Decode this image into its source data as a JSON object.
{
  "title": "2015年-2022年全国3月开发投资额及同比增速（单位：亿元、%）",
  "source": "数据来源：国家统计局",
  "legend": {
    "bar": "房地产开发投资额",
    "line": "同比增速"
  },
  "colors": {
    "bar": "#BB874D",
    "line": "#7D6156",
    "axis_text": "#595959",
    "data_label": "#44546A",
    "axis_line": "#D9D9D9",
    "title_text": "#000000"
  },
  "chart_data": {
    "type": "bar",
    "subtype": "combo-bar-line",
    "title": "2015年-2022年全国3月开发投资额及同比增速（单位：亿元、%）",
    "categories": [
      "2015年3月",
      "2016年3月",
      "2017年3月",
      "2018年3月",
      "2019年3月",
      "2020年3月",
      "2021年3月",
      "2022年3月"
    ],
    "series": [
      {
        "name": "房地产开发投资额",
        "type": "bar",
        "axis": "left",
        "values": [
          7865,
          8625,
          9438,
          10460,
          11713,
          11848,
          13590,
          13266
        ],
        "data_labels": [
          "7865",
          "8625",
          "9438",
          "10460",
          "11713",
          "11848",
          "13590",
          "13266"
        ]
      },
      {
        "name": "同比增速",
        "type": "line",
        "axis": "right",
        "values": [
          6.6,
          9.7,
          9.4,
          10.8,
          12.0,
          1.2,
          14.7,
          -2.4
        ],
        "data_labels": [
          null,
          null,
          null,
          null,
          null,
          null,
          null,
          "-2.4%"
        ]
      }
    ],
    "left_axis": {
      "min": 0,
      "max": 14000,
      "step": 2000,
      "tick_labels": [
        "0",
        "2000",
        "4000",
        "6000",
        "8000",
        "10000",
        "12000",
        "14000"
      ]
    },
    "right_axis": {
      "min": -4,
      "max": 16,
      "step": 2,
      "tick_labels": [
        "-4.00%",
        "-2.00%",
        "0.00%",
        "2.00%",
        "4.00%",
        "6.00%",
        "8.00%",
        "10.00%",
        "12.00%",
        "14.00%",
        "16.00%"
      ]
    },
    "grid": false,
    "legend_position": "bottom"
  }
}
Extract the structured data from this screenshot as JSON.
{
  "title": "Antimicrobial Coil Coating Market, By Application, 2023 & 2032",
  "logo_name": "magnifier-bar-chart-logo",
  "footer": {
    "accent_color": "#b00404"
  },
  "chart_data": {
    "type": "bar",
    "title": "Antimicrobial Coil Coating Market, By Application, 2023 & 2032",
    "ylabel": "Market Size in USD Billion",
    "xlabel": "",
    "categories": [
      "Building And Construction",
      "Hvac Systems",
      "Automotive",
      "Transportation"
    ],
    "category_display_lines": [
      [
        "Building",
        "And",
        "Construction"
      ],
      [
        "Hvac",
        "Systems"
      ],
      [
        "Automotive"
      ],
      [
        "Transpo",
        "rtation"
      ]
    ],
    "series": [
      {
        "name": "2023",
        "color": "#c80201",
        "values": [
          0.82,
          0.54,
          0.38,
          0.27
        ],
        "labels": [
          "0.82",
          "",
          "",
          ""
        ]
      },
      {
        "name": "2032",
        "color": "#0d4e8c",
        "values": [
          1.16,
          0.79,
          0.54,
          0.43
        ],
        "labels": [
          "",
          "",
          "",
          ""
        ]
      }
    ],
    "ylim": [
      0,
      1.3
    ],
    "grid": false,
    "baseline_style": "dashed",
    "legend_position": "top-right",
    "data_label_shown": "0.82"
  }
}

**Written instruction**.
Output all of the material, please, exactly as it stands.

**Written response**.
Decode this image into its source data as a JSON object.
{
  "title": "2015年-2022年全国3月开发投资额及同比增速（单位：亿元、%）",
  "source": "数据来源：国家统计局",
  "legend": {
    "bar": "房地产开发投资额",
    "line": "同比增速"
  },
  "colors": {
    "bar": "#BB874D",
    "line": "#7D6156",
    "axis_text": "#595959",
    "data_label": "#44546A",
    "axis_line": "#D9D9D9",
    "title_text": "#000000"
  },
  "chart_data": {
    "type": "bar",
    "subtype": "combo-bar-line",
    "title": "2015年-2022年全国3月开发投资额及同比增速（单位：亿元、%）",
    "categories": [
      "2015年3月",
      "2016年3月",
      "2017年3月",
      "2018年3月",
      "2019年3月",
      "2020年3月",
      "2021年3月",
      "2022年3月"
    ],
    "series": [
      {
        "name": "房地产开发投资额",
        "type": "bar",
        "axis": "left",
        "values": [
          7865,
          8625,
          9438,
          10460,
          11713,
          11848,
          13590,
          13266
        ],
        "data_labels": [
          "7865",
          "8625",
          "9438",
          "10460",
          "11713",
          "11848",
          "13590",
          "13266"
        ]
      },
      {
        "name": "同比增速",
        "type": "line",
        "axis": "right",
        "values": [
          6.6,
          9.7,
          9.4,
          10.8,
          12.0,
          1.2,
          14.7,
          -2.4
        ],
        "data_labels": [
          null,
          null,
          null,
          null,
          null,
          null,
          null,
          "-2.4%"
        ]
      }
    ],
    "left_axis": {
      "min": 0,
      "max": 14000,
      "step": 2000,
      "tick_labels": [
        "0",
        "2000",
        "4000",
        "6000",
        "8000",
        "10000",
        "12000",
        "14000"
      ]
    },
    "right_axis": {
      "min": -4,
      "max": 16,
      "step": 2,
      "tick_labels": [
        "-4.00%",
        "-2.00%",
        "0.00%",
        "2.00%",
        "4.00%",
        "6.00%",
        "8.00%",
        "10.00%",
        "12.00%",
        "14.00%",
        "16.00%"
      ]
    },
    "grid": false,
    "legend_position": "bottom"
  }
}
Extract the structured data from this screenshot as JSON.
{
  "title": "Antimicrobial Coil Coating Market, By Application, 2023 & 2032",
  "logo_name": "magnifier-bar-chart-logo",
  "footer": {
    "accent_color": "#b00404"
  },
  "chart_data": {
    "type": "bar",
    "title": "Antimicrobial Coil Coating Market, By Application, 2023 & 2032",
    "ylabel": "Market Size in USD Billion",
    "xlabel": "",
    "categories": [
      "Building And Construction",
      "Hvac Systems",
      "Automotive",
      "Transportation"
    ],
    "category_display_lines": [
      [
        "Building",
        "And",
        "Construction"
      ],
      [
        "Hvac",
        "Systems"
      ],
      [
        "Automotive"
      ],
      [
        "Transpo",
        "rtation"
      ]
    ],
    "series": [
      {
        "name": "2023",
        "color": "#c80201",
        "values": [
          0.82,
          0.54,
          0.38,
          0.27
        ],
        "labels": [
          "0.82",
          "",
          "",
          ""
        ]
      },
      {
        "name": "2032",
        "color": "#0d4e8c",
        "values": [
          1.16,
          0.79,
          0.54,
          0.43
        ],
        "labels": [
          "",
          "",
          "",
          ""
        ]
      }
    ],
    "ylim": [
      0,
      1.3
    ],
    "grid": false,
    "baseline_style": "dashed",
    "legend_position": "top-right",
    "data_label_shown": "0.82"
  }
}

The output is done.